Work to do:
Look through the data below. Pick out the lines holding the string "Färber".

Record extracts:
==========

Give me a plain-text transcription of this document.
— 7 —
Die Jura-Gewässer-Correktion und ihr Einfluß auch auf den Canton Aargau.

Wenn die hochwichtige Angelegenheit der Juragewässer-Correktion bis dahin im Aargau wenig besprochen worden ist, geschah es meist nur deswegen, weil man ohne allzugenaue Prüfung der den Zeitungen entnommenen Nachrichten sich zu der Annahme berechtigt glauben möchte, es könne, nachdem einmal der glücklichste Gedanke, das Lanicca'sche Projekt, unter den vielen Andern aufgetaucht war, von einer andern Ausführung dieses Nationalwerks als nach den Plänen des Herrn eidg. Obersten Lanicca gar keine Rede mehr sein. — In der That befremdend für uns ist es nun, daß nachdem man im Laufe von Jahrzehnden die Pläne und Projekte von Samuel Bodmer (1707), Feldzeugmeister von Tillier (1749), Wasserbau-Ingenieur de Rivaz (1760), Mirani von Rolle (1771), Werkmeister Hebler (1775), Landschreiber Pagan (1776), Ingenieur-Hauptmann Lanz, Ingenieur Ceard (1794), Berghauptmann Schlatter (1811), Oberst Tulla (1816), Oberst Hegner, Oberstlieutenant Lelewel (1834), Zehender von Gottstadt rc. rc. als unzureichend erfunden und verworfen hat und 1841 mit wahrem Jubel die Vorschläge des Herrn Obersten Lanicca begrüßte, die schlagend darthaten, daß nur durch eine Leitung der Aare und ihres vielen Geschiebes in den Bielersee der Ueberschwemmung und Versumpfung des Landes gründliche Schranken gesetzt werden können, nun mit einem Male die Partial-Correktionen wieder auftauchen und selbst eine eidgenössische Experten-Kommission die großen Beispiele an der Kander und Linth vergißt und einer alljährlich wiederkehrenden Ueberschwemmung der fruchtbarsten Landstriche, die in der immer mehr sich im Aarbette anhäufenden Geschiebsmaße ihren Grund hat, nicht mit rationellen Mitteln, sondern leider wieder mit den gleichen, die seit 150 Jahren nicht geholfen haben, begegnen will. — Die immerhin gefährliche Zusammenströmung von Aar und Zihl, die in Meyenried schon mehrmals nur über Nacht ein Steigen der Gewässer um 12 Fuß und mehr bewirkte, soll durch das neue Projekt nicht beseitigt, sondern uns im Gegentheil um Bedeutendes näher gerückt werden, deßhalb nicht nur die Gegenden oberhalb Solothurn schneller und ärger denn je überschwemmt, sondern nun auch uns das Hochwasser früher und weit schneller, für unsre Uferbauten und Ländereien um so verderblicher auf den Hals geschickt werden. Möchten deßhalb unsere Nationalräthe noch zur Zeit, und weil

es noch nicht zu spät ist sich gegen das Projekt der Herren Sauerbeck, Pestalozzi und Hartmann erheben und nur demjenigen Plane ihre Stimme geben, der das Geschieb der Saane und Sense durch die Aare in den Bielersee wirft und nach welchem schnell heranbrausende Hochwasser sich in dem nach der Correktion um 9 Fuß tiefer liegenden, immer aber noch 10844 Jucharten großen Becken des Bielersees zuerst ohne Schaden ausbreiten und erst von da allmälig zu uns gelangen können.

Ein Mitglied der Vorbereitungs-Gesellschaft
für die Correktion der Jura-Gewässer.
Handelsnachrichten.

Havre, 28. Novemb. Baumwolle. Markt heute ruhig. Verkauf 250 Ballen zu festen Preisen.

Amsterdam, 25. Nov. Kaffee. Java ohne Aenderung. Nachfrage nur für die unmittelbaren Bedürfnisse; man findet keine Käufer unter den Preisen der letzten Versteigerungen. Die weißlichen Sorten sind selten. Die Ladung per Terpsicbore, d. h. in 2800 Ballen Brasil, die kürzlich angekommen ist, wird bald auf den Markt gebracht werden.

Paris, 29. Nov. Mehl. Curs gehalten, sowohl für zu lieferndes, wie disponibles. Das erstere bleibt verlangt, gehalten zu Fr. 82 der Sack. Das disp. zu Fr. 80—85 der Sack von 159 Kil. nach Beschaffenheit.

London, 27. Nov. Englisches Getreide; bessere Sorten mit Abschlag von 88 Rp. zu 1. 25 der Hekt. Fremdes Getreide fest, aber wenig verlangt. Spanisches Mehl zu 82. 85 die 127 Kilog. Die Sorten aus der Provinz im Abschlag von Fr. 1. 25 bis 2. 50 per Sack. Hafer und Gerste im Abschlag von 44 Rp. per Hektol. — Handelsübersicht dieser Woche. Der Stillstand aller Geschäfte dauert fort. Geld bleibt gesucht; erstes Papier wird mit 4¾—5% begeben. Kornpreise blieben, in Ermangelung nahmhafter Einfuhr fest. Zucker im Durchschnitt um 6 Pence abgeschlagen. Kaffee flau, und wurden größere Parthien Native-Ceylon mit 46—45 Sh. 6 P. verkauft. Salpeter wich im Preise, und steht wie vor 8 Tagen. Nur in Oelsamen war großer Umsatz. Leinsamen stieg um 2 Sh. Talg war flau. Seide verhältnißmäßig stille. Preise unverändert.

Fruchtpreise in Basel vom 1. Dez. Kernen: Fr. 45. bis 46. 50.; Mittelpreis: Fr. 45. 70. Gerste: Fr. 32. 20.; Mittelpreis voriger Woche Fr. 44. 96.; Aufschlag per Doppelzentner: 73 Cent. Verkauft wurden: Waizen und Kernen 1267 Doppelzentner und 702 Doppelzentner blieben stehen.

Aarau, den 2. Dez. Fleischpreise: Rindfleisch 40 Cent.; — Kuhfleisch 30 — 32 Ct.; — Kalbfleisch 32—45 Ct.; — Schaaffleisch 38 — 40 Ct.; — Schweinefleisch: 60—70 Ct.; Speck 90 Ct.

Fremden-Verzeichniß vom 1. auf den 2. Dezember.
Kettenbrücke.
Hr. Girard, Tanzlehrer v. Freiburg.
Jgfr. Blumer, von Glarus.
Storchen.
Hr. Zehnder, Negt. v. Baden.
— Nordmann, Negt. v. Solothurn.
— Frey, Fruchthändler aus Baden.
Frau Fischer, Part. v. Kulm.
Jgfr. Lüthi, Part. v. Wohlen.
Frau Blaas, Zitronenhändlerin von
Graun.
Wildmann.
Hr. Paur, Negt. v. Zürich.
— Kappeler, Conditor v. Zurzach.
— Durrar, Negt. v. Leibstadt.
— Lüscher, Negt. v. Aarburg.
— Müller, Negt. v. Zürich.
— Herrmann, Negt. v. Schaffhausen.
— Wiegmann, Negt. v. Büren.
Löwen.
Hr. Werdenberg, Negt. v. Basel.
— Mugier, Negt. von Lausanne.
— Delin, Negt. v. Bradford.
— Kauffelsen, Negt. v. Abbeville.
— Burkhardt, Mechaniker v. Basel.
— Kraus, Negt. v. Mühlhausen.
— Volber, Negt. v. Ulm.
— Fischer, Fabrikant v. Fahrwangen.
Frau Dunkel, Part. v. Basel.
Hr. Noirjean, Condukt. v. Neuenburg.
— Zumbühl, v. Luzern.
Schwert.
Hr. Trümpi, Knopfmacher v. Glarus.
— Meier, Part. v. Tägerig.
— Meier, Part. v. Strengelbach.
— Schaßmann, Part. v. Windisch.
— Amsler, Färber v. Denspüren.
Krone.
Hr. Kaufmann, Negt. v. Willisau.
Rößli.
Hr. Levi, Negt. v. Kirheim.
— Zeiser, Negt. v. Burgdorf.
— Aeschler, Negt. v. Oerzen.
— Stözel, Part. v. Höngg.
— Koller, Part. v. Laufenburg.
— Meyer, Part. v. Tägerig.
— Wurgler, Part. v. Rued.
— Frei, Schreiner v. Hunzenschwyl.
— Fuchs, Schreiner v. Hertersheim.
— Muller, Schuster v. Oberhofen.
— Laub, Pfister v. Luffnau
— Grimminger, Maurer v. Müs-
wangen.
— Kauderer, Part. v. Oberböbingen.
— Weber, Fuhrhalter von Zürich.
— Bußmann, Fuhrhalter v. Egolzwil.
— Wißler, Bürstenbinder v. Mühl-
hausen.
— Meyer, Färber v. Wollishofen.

==========

Result of this task:
— Amsler, Färber v. Denspüren.
— Meyer, Färber v. Wollishofen.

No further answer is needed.